Entries taken from a collection:
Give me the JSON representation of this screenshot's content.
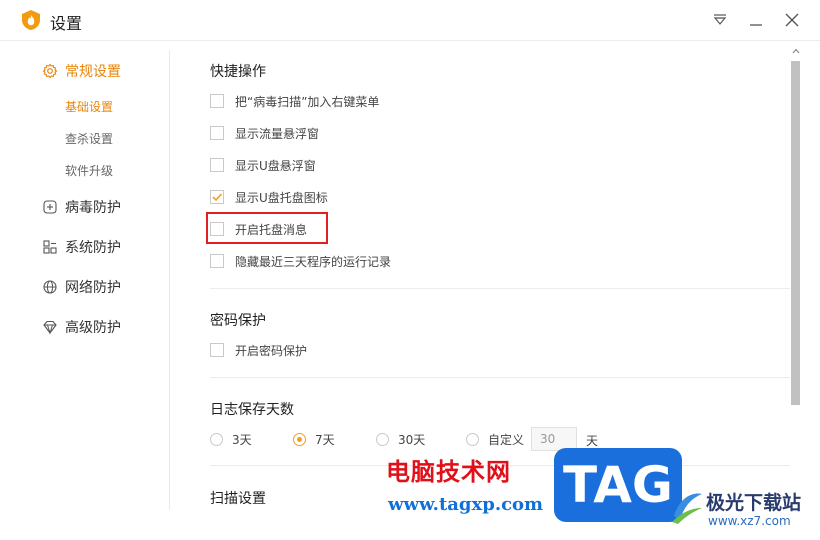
{
  "window": {
    "title": "设置",
    "logo_icon": "flame-shield-icon",
    "accent_color": "#e8860d"
  },
  "sidebar": {
    "items": [
      {
        "label": "常规设置",
        "icon": "gear-icon",
        "active": true
      },
      {
        "label": "病毒防护",
        "icon": "plus-square-icon"
      },
      {
        "label": "系统防护",
        "icon": "modules-icon"
      },
      {
        "label": "网络防护",
        "icon": "globe-icon"
      },
      {
        "label": "高级防护",
        "icon": "diamond-icon"
      }
    ],
    "sub_items": [
      {
        "label": "基础设置",
        "active": true
      },
      {
        "label": "查杀设置"
      },
      {
        "label": "软件升级"
      }
    ]
  },
  "content": {
    "quick_ops": {
      "title": "快捷操作",
      "options": [
        {
          "label": "把“病毒扫描”加入右键菜单",
          "checked": false
        },
        {
          "label": "显示流量悬浮窗",
          "checked": false
        },
        {
          "label": "显示U盘悬浮窗",
          "checked": false
        },
        {
          "label": "显示U盘托盘图标",
          "checked": true
        },
        {
          "label": "开启托盘消息",
          "checked": false
        },
        {
          "label": "隐藏最近三天程序的运行记录",
          "checked": false
        }
      ]
    },
    "password": {
      "title": "密码保护",
      "options": [
        {
          "label": "开启密码保护",
          "checked": false
        }
      ]
    },
    "log_days": {
      "title": "日志保存天数",
      "radios": [
        {
          "label": "3天",
          "selected": false
        },
        {
          "label": "7天",
          "selected": true
        },
        {
          "label": "30天",
          "selected": false
        },
        {
          "label": "自定义",
          "selected": false
        }
      ],
      "custom_value": "30",
      "custom_unit": "天"
    },
    "scan": {
      "title": "扫描设置"
    }
  },
  "watermark": {
    "site_name": "电脑技术网",
    "site_url": "www.tagxp.com",
    "badge": "TAG",
    "brand_name": "极光下载站",
    "brand_url": "www.xz7.com"
  }
}
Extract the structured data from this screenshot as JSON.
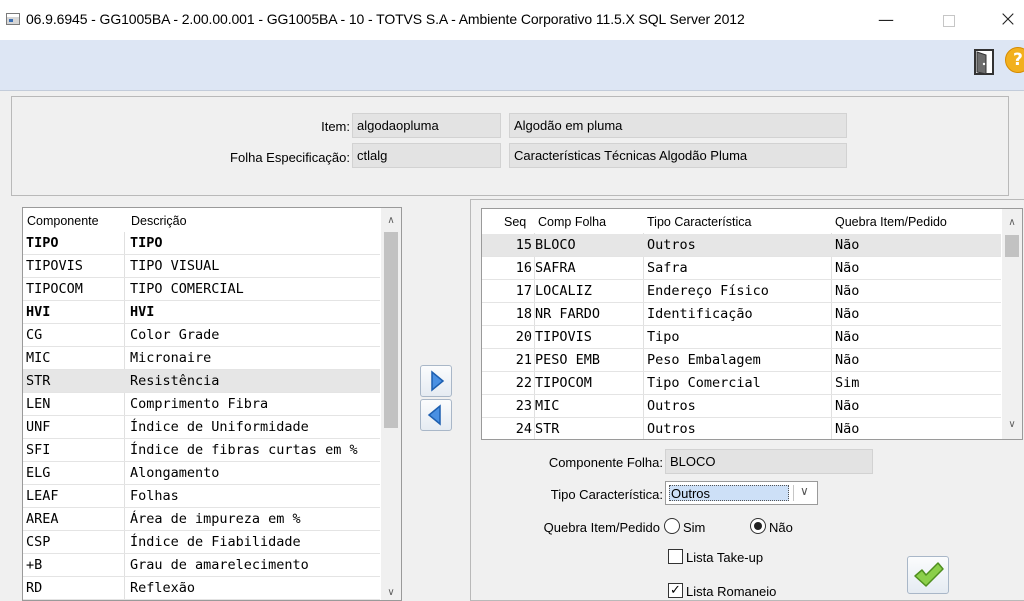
{
  "window": {
    "title": "06.9.6945 - GG1005BA - 2.00.00.001 - GG1005BA - 10 - TOTVS S.A - Ambiente Corporativo 11.5.X SQL Server 2012",
    "minimize": "—",
    "close": "×"
  },
  "header": {
    "item_label": "Item:",
    "item_code": "algodaopluma",
    "item_desc": "Algodão em pluma",
    "folha_label": "Folha Especificação:",
    "folha_code": "ctlalg",
    "folha_desc": "Características Técnicas Algodão Pluma"
  },
  "left_grid": {
    "col_componente": "Componente",
    "col_descricao": "Descrição",
    "rows": [
      {
        "c": "TIPO",
        "d": "TIPO"
      },
      {
        "c": "TIPOVIS",
        "d": "TIPO VISUAL"
      },
      {
        "c": "TIPOCOM",
        "d": "TIPO COMERCIAL"
      },
      {
        "c": "HVI",
        "d": "HVI"
      },
      {
        "c": "CG",
        "d": "Color Grade"
      },
      {
        "c": "MIC",
        "d": "Micronaire"
      },
      {
        "c": "STR",
        "d": "Resistência"
      },
      {
        "c": "LEN",
        "d": "Comprimento Fibra"
      },
      {
        "c": "UNF",
        "d": "Índice de Uniformidade"
      },
      {
        "c": "SFI",
        "d": "Índice de fibras curtas em %"
      },
      {
        "c": "ELG",
        "d": "Alongamento"
      },
      {
        "c": "LEAF",
        "d": "Folhas"
      },
      {
        "c": "AREA",
        "d": "Área de impureza em %"
      },
      {
        "c": "CSP",
        "d": "Índice de Fiabilidade"
      },
      {
        "c": "+B",
        "d": "Grau de amarelecimento"
      },
      {
        "c": "RD",
        "d": "Reflexão"
      }
    ]
  },
  "right_grid": {
    "col_seq": "Seq",
    "col_comp": "Comp Folha",
    "col_tipo": "Tipo Característica",
    "col_quebra": "Quebra Item/Pedido",
    "rows": [
      {
        "seq": "15",
        "comp": "BLOCO",
        "tipo": "Outros",
        "quebra": "Não"
      },
      {
        "seq": "16",
        "comp": "SAFRA",
        "tipo": "Safra",
        "quebra": "Não"
      },
      {
        "seq": "17",
        "comp": "LOCALIZ",
        "tipo": "Endereço Físico",
        "quebra": "Não"
      },
      {
        "seq": "18",
        "comp": "NR FARDO",
        "tipo": "Identificação",
        "quebra": "Não"
      },
      {
        "seq": "20",
        "comp": "TIPOVIS",
        "tipo": "Tipo",
        "quebra": "Não"
      },
      {
        "seq": "21",
        "comp": "PESO EMB",
        "tipo": "Peso Embalagem",
        "quebra": "Não"
      },
      {
        "seq": "22",
        "comp": "TIPOCOM",
        "tipo": "Tipo Comercial",
        "quebra": "Sim"
      },
      {
        "seq": "23",
        "comp": "MIC",
        "tipo": "Outros",
        "quebra": "Não"
      },
      {
        "seq": "24",
        "comp": "STR",
        "tipo": "Outros",
        "quebra": "Não"
      }
    ]
  },
  "form": {
    "componente_label": "Componente Folha:",
    "componente_value": "BLOCO",
    "tipo_label": "Tipo Característica:",
    "tipo_value": "Outros",
    "quebra_label": "Quebra Item/Pedido",
    "sim_label": "Sim",
    "nao_label": "Não",
    "take_up_label": "Lista Take-up",
    "romaneio_label": "Lista Romaneio",
    "check_mark": "✓"
  }
}
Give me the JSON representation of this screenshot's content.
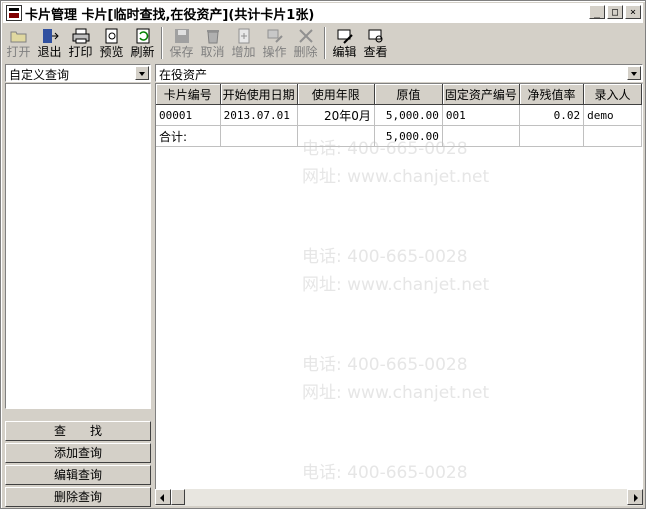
{
  "window": {
    "title": "卡片管理  卡片[临时查找,在役资产](共计卡片1张)",
    "min": "_",
    "max": "□",
    "close": "×"
  },
  "toolbar": [
    {
      "key": "open",
      "label": "打开",
      "enabled": false,
      "icon": "folder-open-icon"
    },
    {
      "key": "exit",
      "label": "退出",
      "enabled": true,
      "icon": "exit-door-icon"
    },
    {
      "key": "print",
      "label": "打印",
      "enabled": true,
      "icon": "printer-icon"
    },
    {
      "key": "preview",
      "label": "预览",
      "enabled": true,
      "icon": "print-preview-icon"
    },
    {
      "key": "refresh",
      "label": "刷新",
      "enabled": true,
      "icon": "refresh-icon"
    },
    {
      "key": "save",
      "label": "保存",
      "enabled": false,
      "icon": "floppy-icon"
    },
    {
      "key": "cancel",
      "label": "取消",
      "enabled": false,
      "icon": "trash-icon"
    },
    {
      "key": "add",
      "label": "增加",
      "enabled": false,
      "icon": "add-document-icon"
    },
    {
      "key": "operate",
      "label": "操作",
      "enabled": false,
      "icon": "operate-icon"
    },
    {
      "key": "delete",
      "label": "删除",
      "enabled": false,
      "icon": "delete-x-icon"
    },
    {
      "key": "edit",
      "label": "编辑",
      "enabled": true,
      "icon": "edit-icon"
    },
    {
      "key": "view",
      "label": "查看",
      "enabled": true,
      "icon": "view-icon"
    }
  ],
  "left": {
    "query_select": "自定义查询",
    "find_label": "查　　找",
    "add_query_label": "添加查询",
    "edit_query_label": "编辑查询",
    "delete_query_label": "删除查询"
  },
  "right": {
    "asset_select": "在役资产"
  },
  "table": {
    "headers": [
      "卡片编号",
      "开始使用日期",
      "使用年限",
      "原值",
      "固定资产编号",
      "净残值率",
      "录入人"
    ],
    "rows": [
      [
        "00001",
        "2013.07.01",
        "20年0月",
        "5,000.00",
        "001",
        "0.02",
        "demo"
      ]
    ],
    "total": {
      "label": "合计:",
      "value": "5,000.00"
    }
  },
  "watermark": {
    "phone": "电话: 400-665-0028",
    "site": "网址: www.chanjet.net"
  }
}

GIVEN EXERCISE: Copy out every line where the word "在役资产" occurs.

COMPLETE ANSWER:
    "title": "卡片管理  卡片[临时查找,在役资产](共计卡片1张)",
    "asset_select": "在役资产"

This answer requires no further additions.